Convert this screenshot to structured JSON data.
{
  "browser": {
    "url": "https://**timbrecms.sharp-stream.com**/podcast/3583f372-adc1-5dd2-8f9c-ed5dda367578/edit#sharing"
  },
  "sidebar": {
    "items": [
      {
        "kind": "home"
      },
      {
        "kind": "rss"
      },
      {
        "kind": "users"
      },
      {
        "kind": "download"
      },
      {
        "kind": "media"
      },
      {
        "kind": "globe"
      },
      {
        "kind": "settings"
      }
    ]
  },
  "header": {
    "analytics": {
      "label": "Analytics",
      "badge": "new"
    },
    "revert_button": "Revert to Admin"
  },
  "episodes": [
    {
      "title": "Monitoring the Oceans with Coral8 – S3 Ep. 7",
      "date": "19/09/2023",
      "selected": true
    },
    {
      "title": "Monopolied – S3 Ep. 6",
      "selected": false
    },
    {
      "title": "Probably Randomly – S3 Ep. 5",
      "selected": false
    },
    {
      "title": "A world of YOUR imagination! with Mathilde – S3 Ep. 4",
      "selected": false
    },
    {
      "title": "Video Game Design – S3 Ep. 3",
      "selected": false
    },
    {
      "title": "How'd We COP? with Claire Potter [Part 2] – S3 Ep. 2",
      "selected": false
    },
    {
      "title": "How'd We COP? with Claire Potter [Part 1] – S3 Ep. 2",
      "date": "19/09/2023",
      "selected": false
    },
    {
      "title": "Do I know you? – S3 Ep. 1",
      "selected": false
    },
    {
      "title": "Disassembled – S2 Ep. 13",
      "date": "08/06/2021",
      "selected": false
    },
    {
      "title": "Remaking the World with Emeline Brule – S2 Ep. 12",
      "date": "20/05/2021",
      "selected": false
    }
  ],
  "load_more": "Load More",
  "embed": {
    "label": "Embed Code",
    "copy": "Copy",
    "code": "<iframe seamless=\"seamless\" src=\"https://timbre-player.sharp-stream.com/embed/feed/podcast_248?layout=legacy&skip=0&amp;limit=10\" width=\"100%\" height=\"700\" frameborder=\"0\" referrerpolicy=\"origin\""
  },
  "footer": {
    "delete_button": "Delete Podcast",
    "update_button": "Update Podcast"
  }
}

★ ★ ★

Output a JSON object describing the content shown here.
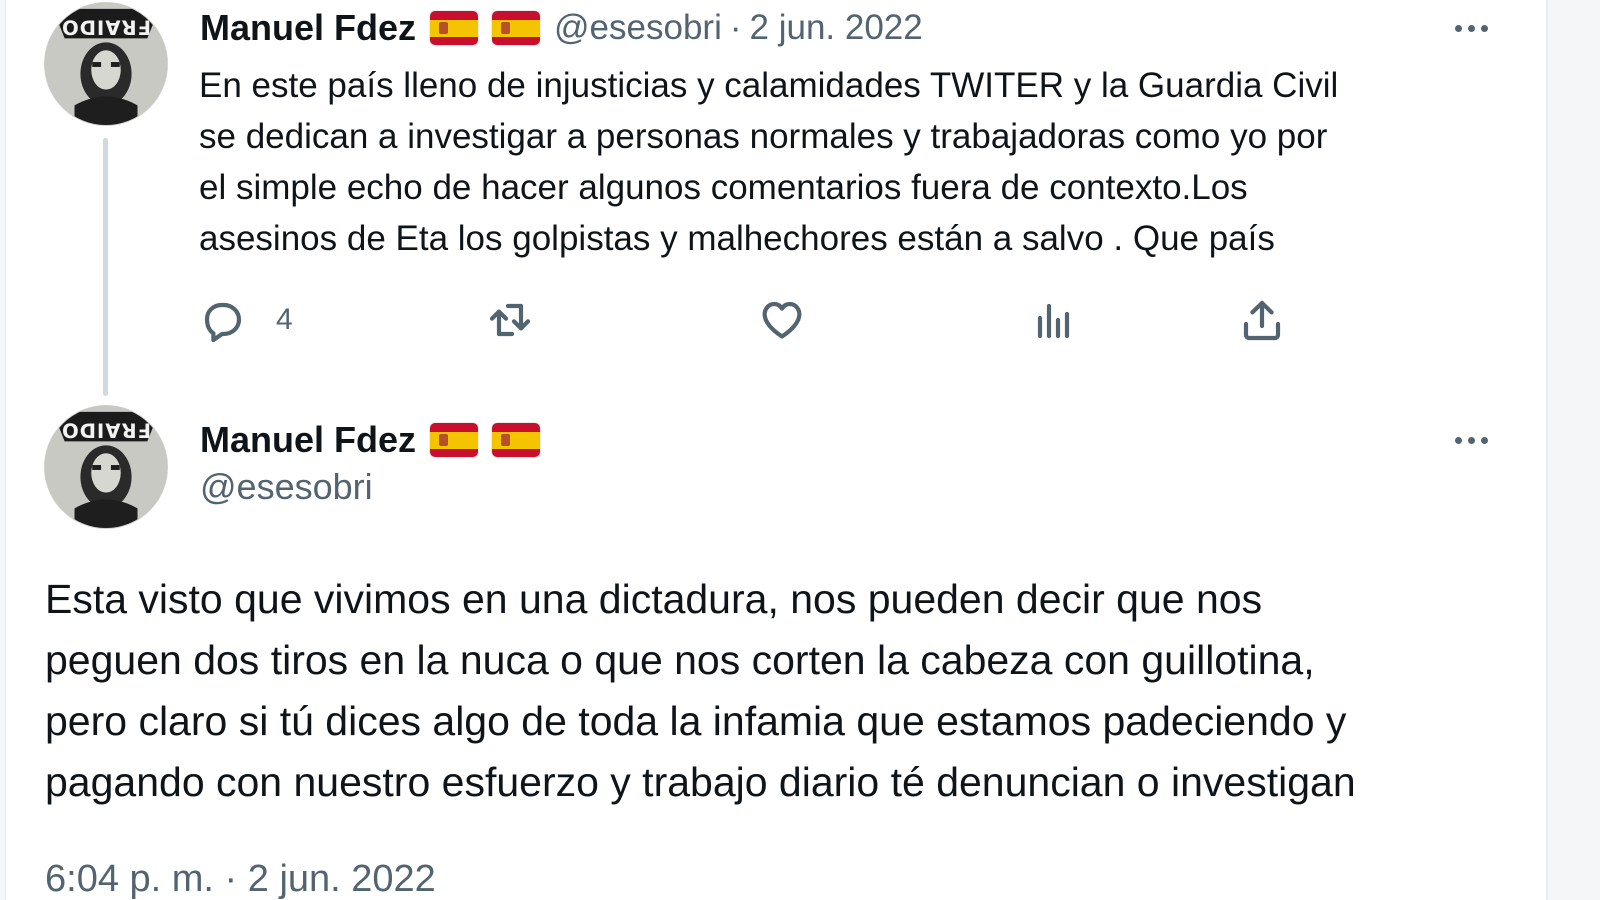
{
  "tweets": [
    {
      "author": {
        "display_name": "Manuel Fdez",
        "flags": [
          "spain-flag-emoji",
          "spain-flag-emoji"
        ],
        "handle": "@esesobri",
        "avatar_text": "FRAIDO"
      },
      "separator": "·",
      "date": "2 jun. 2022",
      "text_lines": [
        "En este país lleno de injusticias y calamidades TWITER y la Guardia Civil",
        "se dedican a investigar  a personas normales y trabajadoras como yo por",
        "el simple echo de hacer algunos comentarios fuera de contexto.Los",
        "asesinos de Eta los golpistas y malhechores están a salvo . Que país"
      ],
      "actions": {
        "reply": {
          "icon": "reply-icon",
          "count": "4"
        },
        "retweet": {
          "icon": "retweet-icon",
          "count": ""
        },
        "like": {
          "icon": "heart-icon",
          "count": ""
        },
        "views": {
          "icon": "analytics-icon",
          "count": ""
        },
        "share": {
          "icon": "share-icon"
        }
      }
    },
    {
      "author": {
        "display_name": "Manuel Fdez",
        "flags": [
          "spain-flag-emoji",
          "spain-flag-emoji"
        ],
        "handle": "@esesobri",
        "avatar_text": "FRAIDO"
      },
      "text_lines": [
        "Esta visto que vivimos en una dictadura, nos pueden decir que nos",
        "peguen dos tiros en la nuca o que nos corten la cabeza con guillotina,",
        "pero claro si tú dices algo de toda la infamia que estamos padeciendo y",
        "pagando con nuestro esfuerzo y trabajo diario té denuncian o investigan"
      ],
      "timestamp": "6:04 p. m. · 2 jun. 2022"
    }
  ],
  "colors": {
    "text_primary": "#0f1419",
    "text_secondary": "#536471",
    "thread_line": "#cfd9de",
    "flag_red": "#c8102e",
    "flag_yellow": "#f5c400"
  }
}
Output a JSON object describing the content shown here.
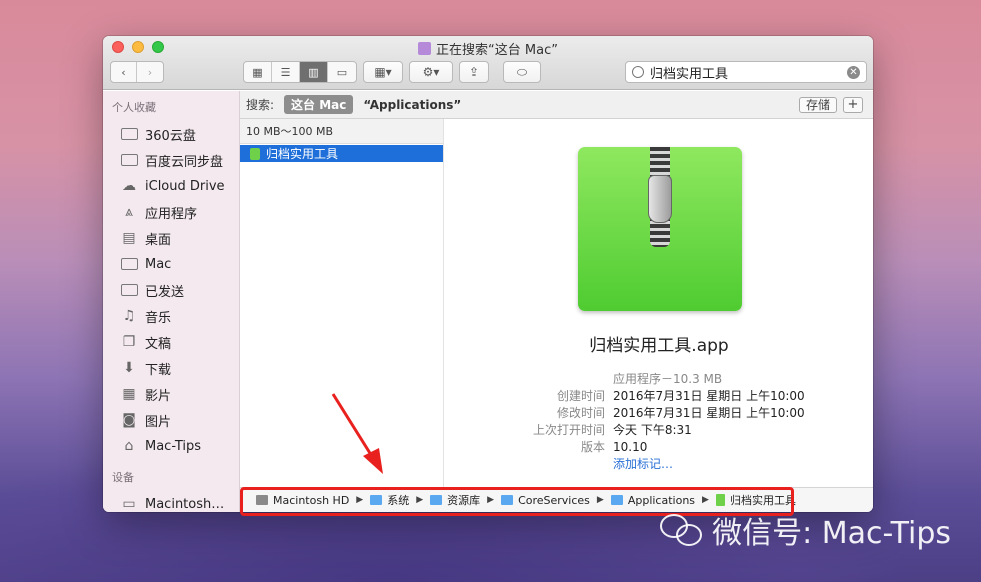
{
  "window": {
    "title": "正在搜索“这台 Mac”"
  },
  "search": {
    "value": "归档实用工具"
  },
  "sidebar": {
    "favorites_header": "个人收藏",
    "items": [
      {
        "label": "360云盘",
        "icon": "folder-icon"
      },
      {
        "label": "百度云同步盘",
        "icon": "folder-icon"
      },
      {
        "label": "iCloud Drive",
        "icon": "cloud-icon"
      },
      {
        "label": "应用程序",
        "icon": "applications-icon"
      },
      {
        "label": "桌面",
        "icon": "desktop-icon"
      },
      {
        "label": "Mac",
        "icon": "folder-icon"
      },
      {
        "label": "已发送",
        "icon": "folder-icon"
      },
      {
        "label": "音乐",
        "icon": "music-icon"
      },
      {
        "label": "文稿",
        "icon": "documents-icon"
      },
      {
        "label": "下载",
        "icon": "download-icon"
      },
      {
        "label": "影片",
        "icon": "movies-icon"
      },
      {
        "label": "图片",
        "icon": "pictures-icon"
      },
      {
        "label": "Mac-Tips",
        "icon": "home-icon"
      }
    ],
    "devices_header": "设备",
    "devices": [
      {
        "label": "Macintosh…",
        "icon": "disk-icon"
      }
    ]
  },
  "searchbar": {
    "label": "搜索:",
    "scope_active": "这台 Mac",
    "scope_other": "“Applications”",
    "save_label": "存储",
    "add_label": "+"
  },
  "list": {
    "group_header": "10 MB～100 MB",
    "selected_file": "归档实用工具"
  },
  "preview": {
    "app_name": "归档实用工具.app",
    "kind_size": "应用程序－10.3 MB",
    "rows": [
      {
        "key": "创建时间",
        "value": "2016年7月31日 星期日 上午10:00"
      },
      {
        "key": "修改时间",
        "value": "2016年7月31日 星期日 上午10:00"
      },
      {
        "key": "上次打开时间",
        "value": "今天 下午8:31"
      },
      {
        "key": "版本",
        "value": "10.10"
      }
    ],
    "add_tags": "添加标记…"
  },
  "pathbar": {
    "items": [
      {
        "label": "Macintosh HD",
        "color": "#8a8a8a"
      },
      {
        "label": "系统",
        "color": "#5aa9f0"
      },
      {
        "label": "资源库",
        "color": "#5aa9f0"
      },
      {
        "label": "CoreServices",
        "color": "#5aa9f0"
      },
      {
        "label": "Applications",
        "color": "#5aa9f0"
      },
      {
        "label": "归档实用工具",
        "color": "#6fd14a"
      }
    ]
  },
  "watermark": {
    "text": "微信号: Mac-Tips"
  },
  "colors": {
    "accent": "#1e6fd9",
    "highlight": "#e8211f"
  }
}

★ ★ ★

• **What is asked**
Report all lines of the material that contain the word "Claire".

• **Correct output**
      "title": "How'd We COP? with Claire Potter [Part 2] – S3 Ep. 2",
      "title": "How'd We COP? with Claire Potter [Part 1] – S3 Ep. 2",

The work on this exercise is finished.